(Data listing)
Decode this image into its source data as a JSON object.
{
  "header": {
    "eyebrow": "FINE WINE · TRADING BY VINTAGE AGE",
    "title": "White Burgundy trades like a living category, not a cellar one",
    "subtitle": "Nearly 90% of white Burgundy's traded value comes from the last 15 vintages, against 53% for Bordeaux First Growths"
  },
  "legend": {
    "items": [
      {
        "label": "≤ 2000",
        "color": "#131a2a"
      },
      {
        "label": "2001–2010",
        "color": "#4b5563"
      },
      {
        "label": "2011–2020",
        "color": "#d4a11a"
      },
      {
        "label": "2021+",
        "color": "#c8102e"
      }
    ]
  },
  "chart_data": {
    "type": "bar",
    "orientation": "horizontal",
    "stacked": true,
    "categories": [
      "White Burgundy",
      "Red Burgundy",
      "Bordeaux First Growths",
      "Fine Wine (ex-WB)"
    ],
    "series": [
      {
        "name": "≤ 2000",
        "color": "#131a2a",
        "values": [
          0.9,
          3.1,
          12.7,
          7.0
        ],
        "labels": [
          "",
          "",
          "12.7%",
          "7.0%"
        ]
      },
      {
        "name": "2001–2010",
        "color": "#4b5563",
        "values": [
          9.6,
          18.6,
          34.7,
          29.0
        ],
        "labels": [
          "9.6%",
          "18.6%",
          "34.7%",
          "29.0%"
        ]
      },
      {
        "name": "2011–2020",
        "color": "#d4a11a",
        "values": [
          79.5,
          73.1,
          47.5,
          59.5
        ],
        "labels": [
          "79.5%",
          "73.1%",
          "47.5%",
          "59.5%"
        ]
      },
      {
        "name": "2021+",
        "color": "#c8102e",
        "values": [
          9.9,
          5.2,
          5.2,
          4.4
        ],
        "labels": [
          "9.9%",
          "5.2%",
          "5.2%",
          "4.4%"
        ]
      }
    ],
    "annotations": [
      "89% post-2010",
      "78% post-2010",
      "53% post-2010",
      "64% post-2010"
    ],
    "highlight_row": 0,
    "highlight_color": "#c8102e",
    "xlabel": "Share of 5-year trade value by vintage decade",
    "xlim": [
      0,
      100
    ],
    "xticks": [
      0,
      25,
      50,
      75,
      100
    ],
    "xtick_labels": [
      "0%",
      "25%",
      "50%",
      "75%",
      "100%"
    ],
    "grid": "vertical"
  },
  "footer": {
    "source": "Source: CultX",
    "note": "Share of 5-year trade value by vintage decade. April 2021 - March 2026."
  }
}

| WHAT YOU ARE ASKED TO DO |
Nothing should be left out: return all of the records exactly.

| OUTPUT OF THE TASK |
Decode this image into its source data as a JSON object.
{
  "header": {
    "eyebrow": "FINE WINE · TRADING BY VINTAGE AGE",
    "title": "White Burgundy trades like a living category, not a cellar one",
    "subtitle": "Nearly 90% of white Burgundy's traded value comes from the last 15 vintages, against 53% for Bordeaux First Growths"
  },
  "legend": {
    "items": [
      {
        "label": "≤ 2000",
        "color": "#131a2a"
      },
      {
        "label": "2001–2010",
        "color": "#4b5563"
      },
      {
        "label": "2011–2020",
        "color": "#d4a11a"
      },
      {
        "label": "2021+",
        "color": "#c8102e"
      }
    ]
  },
  "chart_data": {
    "type": "bar",
    "orientation": "horizontal",
    "stacked": true,
    "categories": [
      "White Burgundy",
      "Red Burgundy",
      "Bordeaux First Growths",
      "Fine Wine (ex-WB)"
    ],
    "series": [
      {
        "name": "≤ 2000",
        "color": "#131a2a",
        "values": [
          0.9,
          3.1,
          12.7,
          7.0
        ],
        "labels": [
          "",
          "",
          "12.7%",
          "7.0%"
        ]
      },
      {
        "name": "2001–2010",
        "color": "#4b5563",
        "values": [
          9.6,
          18.6,
          34.7,
          29.0
        ],
        "labels": [
          "9.6%",
          "18.6%",
          "34.7%",
          "29.0%"
        ]
      },
      {
        "name": "2011–2020",
        "color": "#d4a11a",
        "values": [
          79.5,
          73.1,
          47.5,
          59.5
        ],
        "labels": [
          "79.5%",
          "73.1%",
          "47.5%",
          "59.5%"
        ]
      },
      {
        "name": "2021+",
        "color": "#c8102e",
        "values": [
          9.9,
          5.2,
          5.2,
          4.4
        ],
        "labels": [
          "9.9%",
          "5.2%",
          "5.2%",
          "4.4%"
        ]
      }
    ],
    "annotations": [
      "89% post-2010",
      "78% post-2010",
      "53% post-2010",
      "64% post-2010"
    ],
    "highlight_row": 0,
    "highlight_color": "#c8102e",
    "xlabel": "Share of 5-year trade value by vintage decade",
    "xlim": [
      0,
      100
    ],
    "xticks": [
      0,
      25,
      50,
      75,
      100
    ],
    "xtick_labels": [
      "0%",
      "25%",
      "50%",
      "75%",
      "100%"
    ],
    "grid": "vertical"
  },
  "footer": {
    "source": "Source: CultX",
    "note": "Share of 5-year trade value by vintage decade. April 2021 - March 2026."
  }
}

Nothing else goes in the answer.